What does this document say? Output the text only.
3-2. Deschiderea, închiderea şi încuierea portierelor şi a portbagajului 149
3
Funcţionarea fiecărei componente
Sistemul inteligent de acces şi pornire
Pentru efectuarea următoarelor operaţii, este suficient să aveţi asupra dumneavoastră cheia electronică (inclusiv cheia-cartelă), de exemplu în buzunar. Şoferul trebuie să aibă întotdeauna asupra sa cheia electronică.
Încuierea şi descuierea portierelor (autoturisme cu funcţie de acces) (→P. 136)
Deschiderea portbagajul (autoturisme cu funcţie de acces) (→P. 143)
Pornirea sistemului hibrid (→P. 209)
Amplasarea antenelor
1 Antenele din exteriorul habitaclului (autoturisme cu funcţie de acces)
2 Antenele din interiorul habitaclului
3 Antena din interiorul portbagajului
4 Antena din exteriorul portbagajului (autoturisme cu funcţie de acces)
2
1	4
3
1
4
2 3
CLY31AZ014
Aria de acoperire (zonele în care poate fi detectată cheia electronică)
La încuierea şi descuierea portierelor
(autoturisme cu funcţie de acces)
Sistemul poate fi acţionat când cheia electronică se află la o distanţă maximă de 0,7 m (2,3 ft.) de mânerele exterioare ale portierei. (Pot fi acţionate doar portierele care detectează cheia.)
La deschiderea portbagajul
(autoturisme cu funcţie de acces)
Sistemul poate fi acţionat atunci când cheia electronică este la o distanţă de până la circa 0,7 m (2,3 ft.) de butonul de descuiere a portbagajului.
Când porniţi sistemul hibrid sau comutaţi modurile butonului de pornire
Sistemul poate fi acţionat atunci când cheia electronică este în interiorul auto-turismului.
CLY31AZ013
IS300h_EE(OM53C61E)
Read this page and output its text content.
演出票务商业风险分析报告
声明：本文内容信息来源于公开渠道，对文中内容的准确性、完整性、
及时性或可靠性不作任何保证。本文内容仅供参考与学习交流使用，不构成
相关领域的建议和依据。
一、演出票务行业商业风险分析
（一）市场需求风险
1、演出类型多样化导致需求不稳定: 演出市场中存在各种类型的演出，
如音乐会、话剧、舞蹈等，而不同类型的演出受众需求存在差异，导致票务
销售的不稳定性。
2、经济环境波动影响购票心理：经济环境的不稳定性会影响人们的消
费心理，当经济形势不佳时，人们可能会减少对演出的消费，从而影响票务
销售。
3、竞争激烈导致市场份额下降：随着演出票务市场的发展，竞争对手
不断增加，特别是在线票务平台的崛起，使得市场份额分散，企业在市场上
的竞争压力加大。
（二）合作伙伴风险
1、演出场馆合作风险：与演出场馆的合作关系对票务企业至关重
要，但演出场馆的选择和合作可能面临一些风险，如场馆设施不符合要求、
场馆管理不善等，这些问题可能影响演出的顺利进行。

Given request >> Print the records above in full, exactly.

Output of the task >>
What does this document say? Output the text only.
3-2. Deschiderea, închiderea şi încuierea portierelor şi a portbagajului 149
3
Funcţionarea fiecărei componente
Sistemul inteligent de acces şi pornire
Pentru efectuarea următoarelor operaţii, este suficient să aveţi asupra dumneavoastră cheia electronică (inclusiv cheia-cartelă), de exemplu în buzunar. Şoferul trebuie să aibă întotdeauna asupra sa cheia electronică.
Încuierea şi descuierea portierelor (autoturisme cu funcţie de acces) (→P. 136)
Deschiderea portbagajul (autoturisme cu funcţie de acces) (→P. 143)
Pornirea sistemului hibrid (→P. 209)
Amplasarea antenelor
1 Antenele din exteriorul habitaclului (autoturisme cu funcţie de acces)
2 Antenele din interiorul habitaclului
3 Antena din interiorul portbagajului
4 Antena din exteriorul portbagajului (autoturisme cu funcţie de acces)
2
1	4
3
1
4
2 3
CLY31AZ014
Aria de acoperire (zonele în care poate fi detectată cheia electronică)
La încuierea şi descuierea portierelor
(autoturisme cu funcţie de acces)
Sistemul poate fi acţionat când cheia electronică se află la o distanţă maximă de 0,7 m (2,3 ft.) de mânerele exterioare ale portierei. (Pot fi acţionate doar portierele care detectează cheia.)
La deschiderea portbagajul
(autoturisme cu funcţie de acces)
Sistemul poate fi acţionat atunci când cheia electronică este la o distanţă de până la circa 0,7 m (2,3 ft.) de butonul de descuiere a portbagajului.
Când porniţi sistemul hibrid sau comutaţi modurile butonului de pornire
Sistemul poate fi acţionat atunci când cheia electronică este în interiorul auto-turismului.
CLY31AZ013
IS300h_EE(OM53C61E)
Read this page and output its text content.
演出票务商业风险分析报告
声明：本文内容信息来源于公开渠道，对文中内容的准确性、完整性、
及时性或可靠性不作任何保证。本文内容仅供参考与学习交流使用，不构成
相关领域的建议和依据。
一、演出票务行业商业风险分析
（一）市场需求风险
1、演出类型多样化导致需求不稳定: 演出市场中存在各种类型的演出，
如音乐会、话剧、舞蹈等，而不同类型的演出受众需求存在差异，导致票务
销售的不稳定性。
2、经济环境波动影响购票心理：经济环境的不稳定性会影响人们的消
费心理，当经济形势不佳时，人们可能会减少对演出的消费，从而影响票务
销售。
3、竞争激烈导致市场份额下降：随着演出票务市场的发展，竞争对手
不断增加，特别是在线票务平台的崛起，使得市场份额分散，企业在市场上
的竞争压力加大。
（二）合作伙伴风险
1、演出场馆合作风险：与演出场馆的合作关系对票务企业至关重
要，但演出场馆的选择和合作可能面临一些风险，如场馆设施不符合要求、
场馆管理不善等，这些问题可能影响演出的顺利进行。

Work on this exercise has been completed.